# Work required
From the records, pick out and copy each line containing "local".

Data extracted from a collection
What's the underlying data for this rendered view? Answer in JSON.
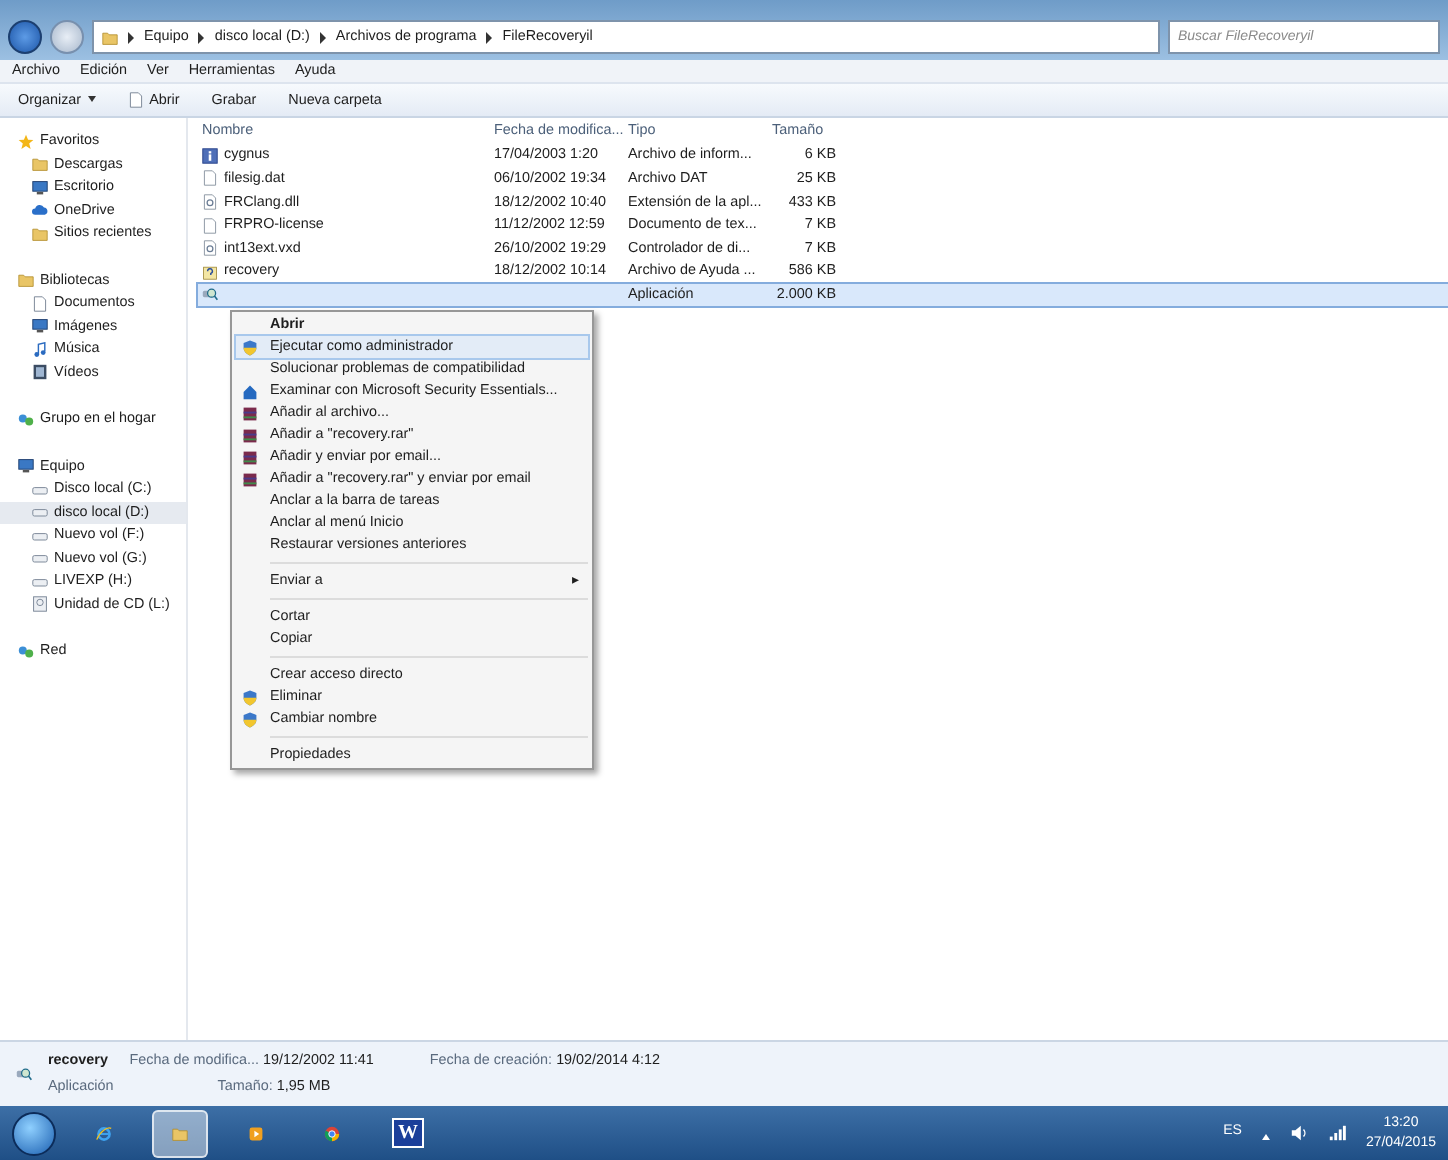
{
  "address": {
    "crumbs": [
      "Equipo",
      "disco local (D:)",
      "Archivos de programa",
      "FileRecoveryil"
    ],
    "search_placeholder": "Buscar FileRecoveryil"
  },
  "menu_bar": [
    "Archivo",
    "Edición",
    "Ver",
    "Herramientas",
    "Ayuda"
  ],
  "toolbar": [
    {
      "label": "Organizar",
      "kind": "dropdown"
    },
    {
      "label": "Abrir",
      "kind": "icon"
    },
    {
      "label": "Grabar",
      "kind": "plain"
    },
    {
      "label": "Nueva carpeta",
      "kind": "plain"
    }
  ],
  "sidebar": [
    {
      "label": "Favoritos",
      "children": [
        {
          "label": "Descargas",
          "selected": false
        },
        {
          "label": "Escritorio",
          "selected": false
        },
        {
          "label": "OneDrive",
          "selected": false
        },
        {
          "label": "Sitios recientes",
          "selected": false
        }
      ]
    },
    {
      "label": "Bibliotecas",
      "children": [
        {
          "label": "Documentos",
          "selected": false
        },
        {
          "label": "Imágenes",
          "selected": false
        },
        {
          "label": "Música",
          "selected": false
        },
        {
          "label": "Vídeos",
          "selected": false
        }
      ]
    },
    {
      "label": "Grupo en el hogar"
    },
    {
      "label": "Equipo",
      "children": [
        {
          "label": "Disco local (C:)",
          "selected": false
        },
        {
          "label": "disco local (D:)",
          "selected": true
        },
        {
          "label": "Nuevo vol (F:)",
          "selected": false
        },
        {
          "label": "Nuevo vol (G:)",
          "selected": false
        },
        {
          "label": "LIVEXP (H:)",
          "selected": false
        },
        {
          "label": "Unidad de CD (L:)",
          "selected": false
        }
      ]
    },
    {
      "label": "Red"
    }
  ],
  "table": {
    "columns": [
      "Nombre",
      "Fecha de modifica...",
      "Tipo",
      "Tamaño"
    ],
    "rows": [
      {
        "name": "cygnus",
        "date": "17/04/2003 1:20",
        "type": "Archivo de inform...",
        "size": "6 KB",
        "selected": false
      },
      {
        "name": "filesig.dat",
        "date": "06/10/2002 19:34",
        "type": "Archivo DAT",
        "size": "25 KB",
        "selected": false
      },
      {
        "name": "FRClang.dll",
        "date": "18/12/2002 10:40",
        "type": "Extensión de la apl...",
        "size": "433 KB",
        "selected": false
      },
      {
        "name": "FRPRO-license",
        "date": "11/12/2002 12:59",
        "type": "Documento de tex...",
        "size": "7 KB",
        "selected": false
      },
      {
        "name": "int13ext.vxd",
        "date": "26/10/2002 19:29",
        "type": "Controlador de di...",
        "size": "7 KB",
        "selected": false
      },
      {
        "name": "recovery",
        "date": "18/12/2002 10:14",
        "type": "Archivo de Ayuda ...",
        "size": "586 KB",
        "selected": false
      },
      {
        "type": "Aplicación",
        "size": "2.000 KB",
        "selected": true
      }
    ]
  },
  "context_menu": [
    {
      "kind": "item",
      "label": "Abrir",
      "bold": true,
      "selected": false
    },
    {
      "kind": "shield",
      "label": "Ejecutar como administrador",
      "selected": true
    },
    {
      "kind": "item",
      "label": "Solucionar problemas de compatibilidad",
      "selected": false
    },
    {
      "kind": "scan",
      "label": "Examinar con Microsoft Security Essentials...",
      "selected": false
    },
    {
      "kind": "archive",
      "label": "Añadir al archivo...",
      "selected": false
    },
    {
      "kind": "archive",
      "label": "Añadir a \"recovery.rar\"",
      "selected": false
    },
    {
      "kind": "archive",
      "label": "Añadir y enviar por email...",
      "selected": false
    },
    {
      "kind": "archive",
      "label": "Añadir a \"recovery.rar\" y enviar por email",
      "selected": false
    },
    {
      "kind": "item",
      "label": "Anclar a la barra de tareas",
      "selected": false
    },
    {
      "kind": "item",
      "label": "Anclar al menú Inicio",
      "selected": false
    },
    {
      "kind": "item",
      "label": "Restaurar versiones anteriores",
      "selected": false
    },
    {
      "kind": "separator"
    },
    {
      "kind": "submenu",
      "label": "Enviar a",
      "arrow": "▸",
      "selected": false
    },
    {
      "kind": "separator"
    },
    {
      "kind": "item",
      "label": "Cortar",
      "selected": false
    },
    {
      "kind": "item",
      "label": "Copiar",
      "selected": false
    },
    {
      "kind": "separator"
    },
    {
      "kind": "item",
      "label": "Crear acceso directo",
      "selected": false
    },
    {
      "kind": "shield",
      "label": "Eliminar",
      "selected": false
    },
    {
      "kind": "shield",
      "label": "Cambiar nombre",
      "selected": false
    },
    {
      "kind": "separator"
    },
    {
      "kind": "item",
      "label": "Propiedades",
      "selected": false
    }
  ],
  "details": {
    "name": "recovery",
    "type": "Aplicación",
    "fields": [
      {
        "label": "Fecha de modifica...",
        "value": "19/12/2002 11:41"
      },
      {
        "label": "Tamaño:",
        "value": "1,95 MB"
      },
      {
        "label": "Fecha de creación:",
        "value": "19/02/2014 4:12"
      }
    ]
  },
  "taskbar": {
    "apps": [
      {
        "selected": false
      },
      {
        "selected": true
      },
      {
        "selected": false
      },
      {
        "selected": false
      },
      {
        "label": "W",
        "selected": false
      }
    ],
    "language": "ES",
    "time": "13:20",
    "date": "27/04/2015"
  }
}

# Task response
      "disco local (D:)",
          "label": "Disco local (C:)",
          "label": "disco local (D:)",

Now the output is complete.